**Problem to work on**: Below is a listing; write it out exactly and drop any images from it.

**Task material**:

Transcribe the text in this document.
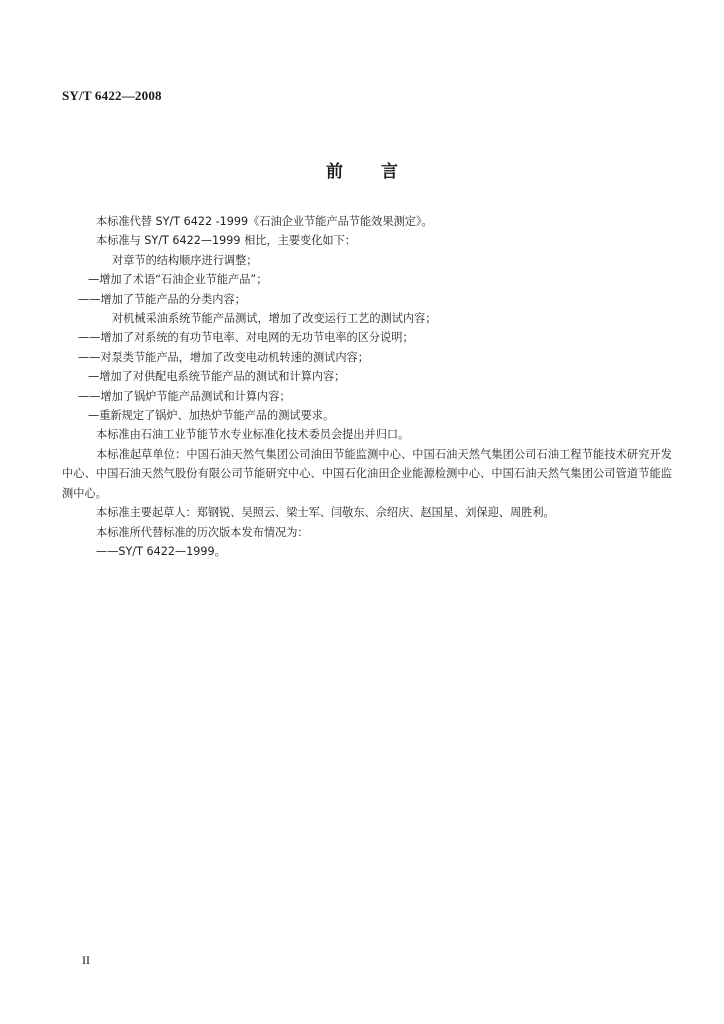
SY/T 6422—2008
前言

本标准代替 SY/T 6422 -1999《石油企业节能产品节能效果测定》。

本标准与 SY/T 6422—1999 相比，主要变化如下：

对章节的结构顺序进行调整；

—增加了术语“石油企业节能产品”；

——增加了节能产品的分类内容；

对机械采油系统节能产品测试，增加了改变运行工艺的测试内容；

——增加了对系统的有功节电率、对电网的无功节电率的区分说明；

——对泵类节能产品，增加了改变电动机转速的测试内容；

—增加了对供配电系统节能产品的测试和计算内容；

——增加了锅炉节能产品测试和计算内容；

—重新规定了锅炉、加热炉节能产品的测试要求。

本标准由石油工业节能节水专业标准化技术委员会提出并归口。

本标准起草单位：中国石油天然气集团公司油田节能监测中心、中国石油天然气集团公司石油工程节能技术研究开发中心、中国石油天然气股份有限公司节能研究中心、中国石化油田企业能源检测中心、中国石油天然气集团公司管道节能监测中心。

本标准主要起草人：郑钢锐、吴照云、梁士军、闫敬东、佘绍庆、赵国星、刘保迎、周胜利。

本标准所代替标准的历次版本发布情况为：

——SY/T 6422—1999。

II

**Solved exercise**:
Transcribe the text in this document.
SY/T 6422—2008
前言

本标准代替 SY/T 6422 -1999《石油企业节能产品节能效果测定》。

本标准与 SY/T 6422—1999 相比，主要变化如下：

对章节的结构顺序进行调整；

—增加了术语“石油企业节能产品”；

——增加了节能产品的分类内容；

对机械采油系统节能产品测试，增加了改变运行工艺的测试内容；

——增加了对系统的有功节电率、对电网的无功节电率的区分说明；

——对泵类节能产品，增加了改变电动机转速的测试内容；

—增加了对供配电系统节能产品的测试和计算内容；

——增加了锅炉节能产品测试和计算内容；

—重新规定了锅炉、加热炉节能产品的测试要求。

本标准由石油工业节能节水专业标准化技术委员会提出并归口。

本标准起草单位：中国石油天然气集团公司油田节能监测中心、中国石油天然气集团公司石油工程节能技术研究开发中心、中国石油天然气股份有限公司节能研究中心、中国石化油田企业能源检测中心、中国石油天然气集团公司管道节能监测中心。

本标准主要起草人：郑钢锐、吴照云、梁士军、闫敬东、佘绍庆、赵国星、刘保迎、周胜利。

本标准所代替标准的历次版本发布情况为：

——SY/T 6422—1999。

II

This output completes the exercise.